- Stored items
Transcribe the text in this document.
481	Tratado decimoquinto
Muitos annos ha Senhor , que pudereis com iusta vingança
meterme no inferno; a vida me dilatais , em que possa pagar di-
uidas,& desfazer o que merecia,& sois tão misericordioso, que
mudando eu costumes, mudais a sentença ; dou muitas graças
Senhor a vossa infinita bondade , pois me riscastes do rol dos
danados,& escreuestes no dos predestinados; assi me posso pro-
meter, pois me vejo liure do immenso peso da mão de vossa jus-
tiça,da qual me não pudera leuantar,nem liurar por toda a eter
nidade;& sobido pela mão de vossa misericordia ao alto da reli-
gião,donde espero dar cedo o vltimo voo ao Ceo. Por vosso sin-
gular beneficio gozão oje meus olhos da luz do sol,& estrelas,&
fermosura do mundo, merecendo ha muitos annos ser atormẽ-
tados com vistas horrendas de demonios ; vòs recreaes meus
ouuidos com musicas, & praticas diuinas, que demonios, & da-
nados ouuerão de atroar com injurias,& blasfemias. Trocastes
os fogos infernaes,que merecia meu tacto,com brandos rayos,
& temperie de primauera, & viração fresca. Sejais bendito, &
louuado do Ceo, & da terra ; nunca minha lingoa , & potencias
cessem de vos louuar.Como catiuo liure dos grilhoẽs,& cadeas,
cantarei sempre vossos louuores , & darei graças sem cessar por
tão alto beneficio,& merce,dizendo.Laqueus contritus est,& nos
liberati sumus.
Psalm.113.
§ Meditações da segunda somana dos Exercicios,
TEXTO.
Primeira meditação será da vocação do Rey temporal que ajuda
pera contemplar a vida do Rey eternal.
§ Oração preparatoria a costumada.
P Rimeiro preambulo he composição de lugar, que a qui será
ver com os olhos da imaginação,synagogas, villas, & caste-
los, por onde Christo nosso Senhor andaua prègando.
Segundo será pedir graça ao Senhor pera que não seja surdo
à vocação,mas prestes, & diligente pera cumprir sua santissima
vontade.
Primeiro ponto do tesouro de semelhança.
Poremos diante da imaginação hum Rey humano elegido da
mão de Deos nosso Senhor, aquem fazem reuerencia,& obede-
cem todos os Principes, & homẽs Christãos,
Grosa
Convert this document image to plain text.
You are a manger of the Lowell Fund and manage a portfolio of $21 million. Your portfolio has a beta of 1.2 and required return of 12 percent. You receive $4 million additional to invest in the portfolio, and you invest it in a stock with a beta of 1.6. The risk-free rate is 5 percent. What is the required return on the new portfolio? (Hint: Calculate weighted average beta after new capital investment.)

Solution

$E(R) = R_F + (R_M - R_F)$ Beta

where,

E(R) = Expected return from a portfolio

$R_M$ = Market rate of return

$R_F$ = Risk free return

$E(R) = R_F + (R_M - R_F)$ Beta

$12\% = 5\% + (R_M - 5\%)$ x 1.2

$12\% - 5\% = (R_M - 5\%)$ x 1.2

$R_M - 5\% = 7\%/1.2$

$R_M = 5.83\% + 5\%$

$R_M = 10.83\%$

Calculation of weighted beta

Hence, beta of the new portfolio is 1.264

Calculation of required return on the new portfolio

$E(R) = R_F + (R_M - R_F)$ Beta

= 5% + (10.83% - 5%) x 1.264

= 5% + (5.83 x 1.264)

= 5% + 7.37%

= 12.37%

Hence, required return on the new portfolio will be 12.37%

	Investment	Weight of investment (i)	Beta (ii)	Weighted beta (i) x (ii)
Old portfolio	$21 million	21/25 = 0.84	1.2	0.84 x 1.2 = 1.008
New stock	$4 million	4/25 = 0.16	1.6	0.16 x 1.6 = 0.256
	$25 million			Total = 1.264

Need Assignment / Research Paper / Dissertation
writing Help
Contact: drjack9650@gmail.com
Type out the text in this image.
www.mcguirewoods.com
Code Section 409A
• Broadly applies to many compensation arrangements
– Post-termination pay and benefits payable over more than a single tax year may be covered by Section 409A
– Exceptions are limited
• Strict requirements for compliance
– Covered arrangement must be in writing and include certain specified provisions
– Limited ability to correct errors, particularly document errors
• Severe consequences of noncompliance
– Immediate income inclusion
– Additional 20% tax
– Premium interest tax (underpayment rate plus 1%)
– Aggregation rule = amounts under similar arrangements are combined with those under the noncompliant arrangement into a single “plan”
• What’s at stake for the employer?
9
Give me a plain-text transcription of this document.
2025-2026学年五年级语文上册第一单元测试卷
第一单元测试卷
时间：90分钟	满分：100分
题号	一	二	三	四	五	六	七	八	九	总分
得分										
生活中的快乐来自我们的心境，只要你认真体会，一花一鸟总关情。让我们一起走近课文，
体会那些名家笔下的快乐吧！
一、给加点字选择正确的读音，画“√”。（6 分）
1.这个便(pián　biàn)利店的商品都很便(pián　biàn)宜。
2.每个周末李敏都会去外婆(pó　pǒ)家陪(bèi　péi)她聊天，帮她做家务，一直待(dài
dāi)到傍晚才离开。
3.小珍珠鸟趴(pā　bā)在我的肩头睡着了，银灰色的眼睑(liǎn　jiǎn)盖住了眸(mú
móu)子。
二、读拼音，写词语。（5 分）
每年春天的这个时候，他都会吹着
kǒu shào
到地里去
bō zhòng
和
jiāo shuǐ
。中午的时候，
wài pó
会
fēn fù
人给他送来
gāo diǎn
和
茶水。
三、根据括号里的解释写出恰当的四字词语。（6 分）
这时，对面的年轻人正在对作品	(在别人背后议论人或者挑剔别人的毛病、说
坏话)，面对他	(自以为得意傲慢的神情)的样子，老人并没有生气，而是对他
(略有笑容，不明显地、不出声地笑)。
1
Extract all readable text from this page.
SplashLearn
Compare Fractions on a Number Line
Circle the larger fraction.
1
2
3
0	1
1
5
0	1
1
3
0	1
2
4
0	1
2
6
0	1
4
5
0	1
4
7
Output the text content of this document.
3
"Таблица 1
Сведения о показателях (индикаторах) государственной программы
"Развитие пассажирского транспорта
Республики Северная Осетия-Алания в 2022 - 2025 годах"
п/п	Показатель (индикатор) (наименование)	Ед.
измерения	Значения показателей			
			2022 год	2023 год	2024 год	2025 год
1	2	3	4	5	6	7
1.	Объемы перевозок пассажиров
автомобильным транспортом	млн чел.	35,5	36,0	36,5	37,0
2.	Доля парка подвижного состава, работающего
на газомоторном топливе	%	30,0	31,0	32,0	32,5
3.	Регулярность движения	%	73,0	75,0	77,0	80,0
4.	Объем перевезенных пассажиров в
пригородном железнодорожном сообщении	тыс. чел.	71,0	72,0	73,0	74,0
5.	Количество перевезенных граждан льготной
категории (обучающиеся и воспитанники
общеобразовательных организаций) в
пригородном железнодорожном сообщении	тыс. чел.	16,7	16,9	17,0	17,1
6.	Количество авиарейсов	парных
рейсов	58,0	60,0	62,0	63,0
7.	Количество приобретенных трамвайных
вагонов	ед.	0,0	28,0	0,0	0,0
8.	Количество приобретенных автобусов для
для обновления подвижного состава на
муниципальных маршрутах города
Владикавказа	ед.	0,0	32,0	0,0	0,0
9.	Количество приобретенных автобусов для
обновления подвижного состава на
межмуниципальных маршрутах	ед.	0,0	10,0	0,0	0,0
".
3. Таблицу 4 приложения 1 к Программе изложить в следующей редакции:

- What the task asks
Give the material above again, word for word.

- Worked answer
Transcribe the text in this document.
481	Tratado decimoquinto
Muitos annos ha Senhor , que pudereis com iusta vingança
meterme no inferno; a vida me dilatais , em que possa pagar di-
uidas,& desfazer o que merecia,& sois tão misericordioso, que
mudando eu costumes, mudais a sentença ; dou muitas graças
Senhor a vossa infinita bondade , pois me riscastes do rol dos
danados,& escreuestes no dos predestinados; assi me posso pro-
meter, pois me vejo liure do immenso peso da mão de vossa jus-
tiça,da qual me não pudera leuantar,nem liurar por toda a eter
nidade;& sobido pela mão de vossa misericordia ao alto da reli-
gião,donde espero dar cedo o vltimo voo ao Ceo. Por vosso sin-
gular beneficio gozão oje meus olhos da luz do sol,& estrelas,&
fermosura do mundo, merecendo ha muitos annos ser atormẽ-
tados com vistas horrendas de demonios ; vòs recreaes meus
ouuidos com musicas, & praticas diuinas, que demonios, & da-
nados ouuerão de atroar com injurias,& blasfemias. Trocastes
os fogos infernaes,que merecia meu tacto,com brandos rayos,
& temperie de primauera, & viração fresca. Sejais bendito, &
louuado do Ceo, & da terra ; nunca minha lingoa , & potencias
cessem de vos louuar.Como catiuo liure dos grilhoẽs,& cadeas,
cantarei sempre vossos louuores , & darei graças sem cessar por
tão alto beneficio,& merce,dizendo.Laqueus contritus est,& nos
liberati sumus.
Psalm.113.
§ Meditações da segunda somana dos Exercicios,
TEXTO.
Primeira meditação será da vocação do Rey temporal que ajuda
pera contemplar a vida do Rey eternal.
§ Oração preparatoria a costumada.
P Rimeiro preambulo he composição de lugar, que a qui será
ver com os olhos da imaginação,synagogas, villas, & caste-
los, por onde Christo nosso Senhor andaua prègando.
Segundo será pedir graça ao Senhor pera que não seja surdo
à vocação,mas prestes, & diligente pera cumprir sua santissima
vontade.
Primeiro ponto do tesouro de semelhança.
Poremos diante da imaginação hum Rey humano elegido da
mão de Deos nosso Senhor, aquem fazem reuerencia,& obede-
cem todos os Principes, & homẽs Christãos,
Grosa
Convert this document image to plain text.
You are a manger of the Lowell Fund and manage a portfolio of $21 million. Your portfolio has a beta of 1.2 and required return of 12 percent. You receive $4 million additional to invest in the portfolio, and you invest it in a stock with a beta of 1.6. The risk-free rate is 5 percent. What is the required return on the new portfolio? (Hint: Calculate weighted average beta after new capital investment.)

Solution

$E(R) = R_F + (R_M - R_F)$ Beta

where,

E(R) = Expected return from a portfolio

$R_M$ = Market rate of return

$R_F$ = Risk free return

$E(R) = R_F + (R_M - R_F)$ Beta

$12\% = 5\% + (R_M - 5\%)$ x 1.2

$12\% - 5\% = (R_M - 5\%)$ x 1.2

$R_M - 5\% = 7\%/1.2$

$R_M = 5.83\% + 5\%$

$R_M = 10.83\%$

Calculation of weighted beta

Hence, beta of the new portfolio is 1.264

Calculation of required return on the new portfolio

$E(R) = R_F + (R_M - R_F)$ Beta

= 5% + (10.83% - 5%) x 1.264

= 5% + (5.83 x 1.264)

= 5% + 7.37%

= 12.37%

Hence, required return on the new portfolio will be 12.37%

	Investment	Weight of investment (i)	Beta (ii)	Weighted beta (i) x (ii)
Old portfolio	$21 million	21/25 = 0.84	1.2	0.84 x 1.2 = 1.008
New stock	$4 million	4/25 = 0.16	1.6	0.16 x 1.6 = 0.256
	$25 million			Total = 1.264

Need Assignment / Research Paper / Dissertation
writing Help
Contact: drjack9650@gmail.com
Type out the text in this image.
www.mcguirewoods.com
Code Section 409A
• Broadly applies to many compensation arrangements
– Post-termination pay and benefits payable over more than a single tax year may be covered by Section 409A
– Exceptions are limited
• Strict requirements for compliance
– Covered arrangement must be in writing and include certain specified provisions
– Limited ability to correct errors, particularly document errors
• Severe consequences of noncompliance
– Immediate income inclusion
– Additional 20% tax
– Premium interest tax (underpayment rate plus 1%)
– Aggregation rule = amounts under similar arrangements are combined with those under the noncompliant arrangement into a single “plan”
• What’s at stake for the employer?
9
Give me a plain-text transcription of this document.
2025-2026学年五年级语文上册第一单元测试卷
第一单元测试卷
时间：90分钟	满分：100分
题号	一	二	三	四	五	六	七	八	九	总分
得分										
生活中的快乐来自我们的心境，只要你认真体会，一花一鸟总关情。让我们一起走近课文，
体会那些名家笔下的快乐吧！
一、给加点字选择正确的读音，画“√”。（6 分）
1.这个便(pián　biàn)利店的商品都很便(pián　biàn)宜。
2.每个周末李敏都会去外婆(pó　pǒ)家陪(bèi　péi)她聊天，帮她做家务，一直待(dài
dāi)到傍晚才离开。
3.小珍珠鸟趴(pā　bā)在我的肩头睡着了，银灰色的眼睑(liǎn　jiǎn)盖住了眸(mú
móu)子。
二、读拼音，写词语。（5 分）
每年春天的这个时候，他都会吹着
kǒu shào
到地里去
bō zhòng
和
jiāo shuǐ
。中午的时候，
wài pó
会
fēn fù
人给他送来
gāo diǎn
和
茶水。
三、根据括号里的解释写出恰当的四字词语。（6 分）
这时，对面的年轻人正在对作品	(在别人背后议论人或者挑剔别人的毛病、说
坏话)，面对他	(自以为得意傲慢的神情)的样子，老人并没有生气，而是对他
(略有笑容，不明显地、不出声地笑)。
1
Extract all readable text from this page.
SplashLearn
Compare Fractions on a Number Line
Circle the larger fraction.
1
2
3
0	1
1
5
0	1
1
3
0	1
2
4
0	1
2
6
0	1
4
5
0	1
4
7
Output the text content of this document.
3
"Таблица 1
Сведения о показателях (индикаторах) государственной программы
"Развитие пассажирского транспорта
Республики Северная Осетия-Алания в 2022 - 2025 годах"
п/п	Показатель (индикатор) (наименование)	Ед.
измерения	Значения показателей			
			2022 год	2023 год	2024 год	2025 год
1	2	3	4	5	6	7
1.	Объемы перевозок пассажиров
автомобильным транспортом	млн чел.	35,5	36,0	36,5	37,0
2.	Доля парка подвижного состава, работающего
на газомоторном топливе	%	30,0	31,0	32,0	32,5
3.	Регулярность движения	%	73,0	75,0	77,0	80,0
4.	Объем перевезенных пассажиров в
пригородном железнодорожном сообщении	тыс. чел.	71,0	72,0	73,0	74,0
5.	Количество перевезенных граждан льготной
категории (обучающиеся и воспитанники
общеобразовательных организаций) в
пригородном железнодорожном сообщении	тыс. чел.	16,7	16,9	17,0	17,1
6.	Количество авиарейсов	парных
рейсов	58,0	60,0	62,0	63,0
7.	Количество приобретенных трамвайных
вагонов	ед.	0,0	28,0	0,0	0,0
8.	Количество приобретенных автобусов для
для обновления подвижного состава на
муниципальных маршрутах города
Владикавказа	ед.	0,0	32,0	0,0	0,0
9.	Количество приобретенных автобусов для
обновления подвижного состава на
межмуниципальных маршрутах	ед.	0,0	10,0	0,0	0,0
".
3. Таблицу 4 приложения 1 к Программе изложить в следующей редакции:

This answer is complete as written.